▶ [WRITTEN INSTRUCTION]
Each record must be reproduced exactly as it is shown.

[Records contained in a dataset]
*-*-*

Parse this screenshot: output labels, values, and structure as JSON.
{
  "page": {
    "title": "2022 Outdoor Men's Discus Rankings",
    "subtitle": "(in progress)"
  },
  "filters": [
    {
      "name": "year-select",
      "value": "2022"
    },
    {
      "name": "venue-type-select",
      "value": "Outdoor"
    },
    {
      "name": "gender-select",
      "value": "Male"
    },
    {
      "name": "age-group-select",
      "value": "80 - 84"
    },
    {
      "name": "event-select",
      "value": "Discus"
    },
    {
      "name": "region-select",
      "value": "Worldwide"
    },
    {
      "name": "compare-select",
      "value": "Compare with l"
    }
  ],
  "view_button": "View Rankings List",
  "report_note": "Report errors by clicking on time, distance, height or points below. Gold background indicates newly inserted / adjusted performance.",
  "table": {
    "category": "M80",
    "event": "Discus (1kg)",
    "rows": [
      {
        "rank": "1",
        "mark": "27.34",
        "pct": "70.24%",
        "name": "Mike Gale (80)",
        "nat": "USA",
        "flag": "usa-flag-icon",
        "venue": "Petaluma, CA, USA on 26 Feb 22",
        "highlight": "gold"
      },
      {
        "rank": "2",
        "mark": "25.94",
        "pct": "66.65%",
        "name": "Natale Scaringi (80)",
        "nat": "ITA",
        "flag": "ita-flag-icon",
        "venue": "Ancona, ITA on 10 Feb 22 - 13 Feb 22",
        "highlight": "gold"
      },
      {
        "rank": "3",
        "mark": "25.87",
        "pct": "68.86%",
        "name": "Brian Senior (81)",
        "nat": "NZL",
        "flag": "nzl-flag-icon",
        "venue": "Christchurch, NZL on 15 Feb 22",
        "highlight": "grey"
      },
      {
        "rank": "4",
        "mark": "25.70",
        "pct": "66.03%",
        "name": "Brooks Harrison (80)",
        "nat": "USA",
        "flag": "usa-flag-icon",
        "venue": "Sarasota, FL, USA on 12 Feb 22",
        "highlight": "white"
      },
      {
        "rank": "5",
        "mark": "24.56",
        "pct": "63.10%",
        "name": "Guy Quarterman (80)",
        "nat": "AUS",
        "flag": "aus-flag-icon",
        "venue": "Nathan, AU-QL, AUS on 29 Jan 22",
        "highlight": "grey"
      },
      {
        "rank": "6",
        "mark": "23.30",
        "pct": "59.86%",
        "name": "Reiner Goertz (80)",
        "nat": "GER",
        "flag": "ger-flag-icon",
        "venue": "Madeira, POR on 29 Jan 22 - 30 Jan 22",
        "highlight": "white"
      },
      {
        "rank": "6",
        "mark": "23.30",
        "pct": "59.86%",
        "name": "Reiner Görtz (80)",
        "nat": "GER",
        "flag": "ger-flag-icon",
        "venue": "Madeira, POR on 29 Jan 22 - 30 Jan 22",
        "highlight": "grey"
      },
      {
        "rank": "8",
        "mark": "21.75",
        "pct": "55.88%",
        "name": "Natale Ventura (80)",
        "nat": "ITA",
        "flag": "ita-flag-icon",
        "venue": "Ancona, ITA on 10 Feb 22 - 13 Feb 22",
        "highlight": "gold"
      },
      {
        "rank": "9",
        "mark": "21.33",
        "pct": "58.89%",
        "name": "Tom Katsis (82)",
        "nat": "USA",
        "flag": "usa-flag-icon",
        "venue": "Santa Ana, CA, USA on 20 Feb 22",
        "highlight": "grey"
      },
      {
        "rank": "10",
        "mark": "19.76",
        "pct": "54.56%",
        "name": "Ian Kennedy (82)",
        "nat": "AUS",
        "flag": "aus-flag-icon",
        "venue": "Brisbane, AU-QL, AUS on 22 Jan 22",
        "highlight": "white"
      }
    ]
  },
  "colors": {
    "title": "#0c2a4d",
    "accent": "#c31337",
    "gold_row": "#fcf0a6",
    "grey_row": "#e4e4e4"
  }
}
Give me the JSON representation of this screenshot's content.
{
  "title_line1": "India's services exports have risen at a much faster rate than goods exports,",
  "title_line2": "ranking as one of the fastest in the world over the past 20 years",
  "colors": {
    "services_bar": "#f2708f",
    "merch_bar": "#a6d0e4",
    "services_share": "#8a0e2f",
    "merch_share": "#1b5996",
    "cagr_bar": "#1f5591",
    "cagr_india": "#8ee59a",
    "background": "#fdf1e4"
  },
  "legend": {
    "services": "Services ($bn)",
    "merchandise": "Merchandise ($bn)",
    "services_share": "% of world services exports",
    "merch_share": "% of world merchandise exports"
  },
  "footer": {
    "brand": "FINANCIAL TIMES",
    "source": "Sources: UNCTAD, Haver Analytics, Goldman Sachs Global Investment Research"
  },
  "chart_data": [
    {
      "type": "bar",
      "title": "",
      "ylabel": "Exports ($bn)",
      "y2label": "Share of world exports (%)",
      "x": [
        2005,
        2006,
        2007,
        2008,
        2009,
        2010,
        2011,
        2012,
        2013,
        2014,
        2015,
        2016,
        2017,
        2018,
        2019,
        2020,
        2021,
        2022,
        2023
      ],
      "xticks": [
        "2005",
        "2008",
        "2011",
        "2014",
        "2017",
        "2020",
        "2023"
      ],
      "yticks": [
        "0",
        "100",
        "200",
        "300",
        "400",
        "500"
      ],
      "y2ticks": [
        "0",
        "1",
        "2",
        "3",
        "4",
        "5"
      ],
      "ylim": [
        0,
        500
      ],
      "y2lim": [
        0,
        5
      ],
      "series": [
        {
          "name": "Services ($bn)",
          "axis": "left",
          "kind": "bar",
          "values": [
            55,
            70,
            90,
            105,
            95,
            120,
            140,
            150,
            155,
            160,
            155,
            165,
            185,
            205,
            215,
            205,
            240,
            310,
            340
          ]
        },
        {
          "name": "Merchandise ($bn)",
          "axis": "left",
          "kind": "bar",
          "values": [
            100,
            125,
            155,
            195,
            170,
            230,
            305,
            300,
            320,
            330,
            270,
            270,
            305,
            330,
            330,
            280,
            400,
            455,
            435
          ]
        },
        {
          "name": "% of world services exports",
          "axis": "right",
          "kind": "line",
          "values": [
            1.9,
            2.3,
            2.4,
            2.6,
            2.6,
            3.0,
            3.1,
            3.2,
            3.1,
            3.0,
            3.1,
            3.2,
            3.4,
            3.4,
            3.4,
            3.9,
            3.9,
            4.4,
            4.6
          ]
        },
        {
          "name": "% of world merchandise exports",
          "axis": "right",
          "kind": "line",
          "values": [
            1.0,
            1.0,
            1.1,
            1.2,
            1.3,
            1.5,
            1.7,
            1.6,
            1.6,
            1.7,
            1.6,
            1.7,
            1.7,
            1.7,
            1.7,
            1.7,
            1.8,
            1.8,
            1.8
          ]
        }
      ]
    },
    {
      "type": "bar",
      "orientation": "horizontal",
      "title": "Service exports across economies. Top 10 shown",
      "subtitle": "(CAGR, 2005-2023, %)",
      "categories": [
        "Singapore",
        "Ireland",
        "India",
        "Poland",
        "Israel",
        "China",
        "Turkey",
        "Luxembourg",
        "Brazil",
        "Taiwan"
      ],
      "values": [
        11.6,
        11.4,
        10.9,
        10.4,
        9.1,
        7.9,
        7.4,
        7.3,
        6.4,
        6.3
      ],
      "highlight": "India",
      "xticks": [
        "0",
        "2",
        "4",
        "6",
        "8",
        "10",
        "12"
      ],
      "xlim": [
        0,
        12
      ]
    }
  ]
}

*-*-*

▶ [REPLY TO THE EXERCISE]
Parse this screenshot: output labels, values, and structure as JSON.
{
  "page": {
    "title": "2022 Outdoor Men's Discus Rankings",
    "subtitle": "(in progress)"
  },
  "filters": [
    {
      "name": "year-select",
      "value": "2022"
    },
    {
      "name": "venue-type-select",
      "value": "Outdoor"
    },
    {
      "name": "gender-select",
      "value": "Male"
    },
    {
      "name": "age-group-select",
      "value": "80 - 84"
    },
    {
      "name": "event-select",
      "value": "Discus"
    },
    {
      "name": "region-select",
      "value": "Worldwide"
    },
    {
      "name": "compare-select",
      "value": "Compare with l"
    }
  ],
  "view_button": "View Rankings List",
  "report_note": "Report errors by clicking on time, distance, height or points below. Gold background indicates newly inserted / adjusted performance.",
  "table": {
    "category": "M80",
    "event": "Discus (1kg)",
    "rows": [
      {
        "rank": "1",
        "mark": "27.34",
        "pct": "70.24%",
        "name": "Mike Gale (80)",
        "nat": "USA",
        "flag": "usa-flag-icon",
        "venue": "Petaluma, CA, USA on 26 Feb 22",
        "highlight": "gold"
      },
      {
        "rank": "2",
        "mark": "25.94",
        "pct": "66.65%",
        "name": "Natale Scaringi (80)",
        "nat": "ITA",
        "flag": "ita-flag-icon",
        "venue": "Ancona, ITA on 10 Feb 22 - 13 Feb 22",
        "highlight": "gold"
      },
      {
        "rank": "3",
        "mark": "25.87",
        "pct": "68.86%",
        "name": "Brian Senior (81)",
        "nat": "NZL",
        "flag": "nzl-flag-icon",
        "venue": "Christchurch, NZL on 15 Feb 22",
        "highlight": "grey"
      },
      {
        "rank": "4",
        "mark": "25.70",
        "pct": "66.03%",
        "name": "Brooks Harrison (80)",
        "nat": "USA",
        "flag": "usa-flag-icon",
        "venue": "Sarasota, FL, USA on 12 Feb 22",
        "highlight": "white"
      },
      {
        "rank": "5",
        "mark": "24.56",
        "pct": "63.10%",
        "name": "Guy Quarterman (80)",
        "nat": "AUS",
        "flag": "aus-flag-icon",
        "venue": "Nathan, AU-QL, AUS on 29 Jan 22",
        "highlight": "grey"
      },
      {
        "rank": "6",
        "mark": "23.30",
        "pct": "59.86%",
        "name": "Reiner Goertz (80)",
        "nat": "GER",
        "flag": "ger-flag-icon",
        "venue": "Madeira, POR on 29 Jan 22 - 30 Jan 22",
        "highlight": "white"
      },
      {
        "rank": "6",
        "mark": "23.30",
        "pct": "59.86%",
        "name": "Reiner Görtz (80)",
        "nat": "GER",
        "flag": "ger-flag-icon",
        "venue": "Madeira, POR on 29 Jan 22 - 30 Jan 22",
        "highlight": "grey"
      },
      {
        "rank": "8",
        "mark": "21.75",
        "pct": "55.88%",
        "name": "Natale Ventura (80)",
        "nat": "ITA",
        "flag": "ita-flag-icon",
        "venue": "Ancona, ITA on 10 Feb 22 - 13 Feb 22",
        "highlight": "gold"
      },
      {
        "rank": "9",
        "mark": "21.33",
        "pct": "58.89%",
        "name": "Tom Katsis (82)",
        "nat": "USA",
        "flag": "usa-flag-icon",
        "venue": "Santa Ana, CA, USA on 20 Feb 22",
        "highlight": "grey"
      },
      {
        "rank": "10",
        "mark": "19.76",
        "pct": "54.56%",
        "name": "Ian Kennedy (82)",
        "nat": "AUS",
        "flag": "aus-flag-icon",
        "venue": "Brisbane, AU-QL, AUS on 22 Jan 22",
        "highlight": "white"
      }
    ]
  },
  "colors": {
    "title": "#0c2a4d",
    "accent": "#c31337",
    "gold_row": "#fcf0a6",
    "grey_row": "#e4e4e4"
  }
}
Give me the JSON representation of this screenshot's content.
{
  "title_line1": "India's services exports have risen at a much faster rate than goods exports,",
  "title_line2": "ranking as one of the fastest in the world over the past 20 years",
  "colors": {
    "services_bar": "#f2708f",
    "merch_bar": "#a6d0e4",
    "services_share": "#8a0e2f",
    "merch_share": "#1b5996",
    "cagr_bar": "#1f5591",
    "cagr_india": "#8ee59a",
    "background": "#fdf1e4"
  },
  "legend": {
    "services": "Services ($bn)",
    "merchandise": "Merchandise ($bn)",
    "services_share": "% of world services exports",
    "merch_share": "% of world merchandise exports"
  },
  "footer": {
    "brand": "FINANCIAL TIMES",
    "source": "Sources: UNCTAD, Haver Analytics, Goldman Sachs Global Investment Research"
  },
  "chart_data": [
    {
      "type": "bar",
      "title": "",
      "ylabel": "Exports ($bn)",
      "y2label": "Share of world exports (%)",
      "x": [
        2005,
        2006,
        2007,
        2008,
        2009,
        2010,
        2011,
        2012,
        2013,
        2014,
        2015,
        2016,
        2017,
        2018,
        2019,
        2020,
        2021,
        2022,
        2023
      ],
      "xticks": [
        "2005",
        "2008",
        "2011",
        "2014",
        "2017",
        "2020",
        "2023"
      ],
      "yticks": [
        "0",
        "100",
        "200",
        "300",
        "400",
        "500"
      ],
      "y2ticks": [
        "0",
        "1",
        "2",
        "3",
        "4",
        "5"
      ],
      "ylim": [
        0,
        500
      ],
      "y2lim": [
        0,
        5
      ],
      "series": [
        {
          "name": "Services ($bn)",
          "axis": "left",
          "kind": "bar",
          "values": [
            55,
            70,
            90,
            105,
            95,
            120,
            140,
            150,
            155,
            160,
            155,
            165,
            185,
            205,
            215,
            205,
            240,
            310,
            340
          ]
        },
        {
          "name": "Merchandise ($bn)",
          "axis": "left",
          "kind": "bar",
          "values": [
            100,
            125,
            155,
            195,
            170,
            230,
            305,
            300,
            320,
            330,
            270,
            270,
            305,
            330,
            330,
            280,
            400,
            455,
            435
          ]
        },
        {
          "name": "% of world services exports",
          "axis": "right",
          "kind": "line",
          "values": [
            1.9,
            2.3,
            2.4,
            2.6,
            2.6,
            3.0,
            3.1,
            3.2,
            3.1,
            3.0,
            3.1,
            3.2,
            3.4,
            3.4,
            3.4,
            3.9,
            3.9,
            4.4,
            4.6
          ]
        },
        {
          "name": "% of world merchandise exports",
          "axis": "right",
          "kind": "line",
          "values": [
            1.0,
            1.0,
            1.1,
            1.2,
            1.3,
            1.5,
            1.7,
            1.6,
            1.6,
            1.7,
            1.6,
            1.7,
            1.7,
            1.7,
            1.7,
            1.7,
            1.8,
            1.8,
            1.8
          ]
        }
      ]
    },
    {
      "type": "bar",
      "orientation": "horizontal",
      "title": "Service exports across economies. Top 10 shown",
      "subtitle": "(CAGR, 2005-2023, %)",
      "categories": [
        "Singapore",
        "Ireland",
        "India",
        "Poland",
        "Israel",
        "China",
        "Turkey",
        "Luxembourg",
        "Brazil",
        "Taiwan"
      ],
      "values": [
        11.6,
        11.4,
        10.9,
        10.4,
        9.1,
        7.9,
        7.4,
        7.3,
        6.4,
        6.3
      ],
      "highlight": "India",
      "xticks": [
        "0",
        "2",
        "4",
        "6",
        "8",
        "10",
        "12"
      ],
      "xlim": [
        0,
        12
      ]
    }
  ]
}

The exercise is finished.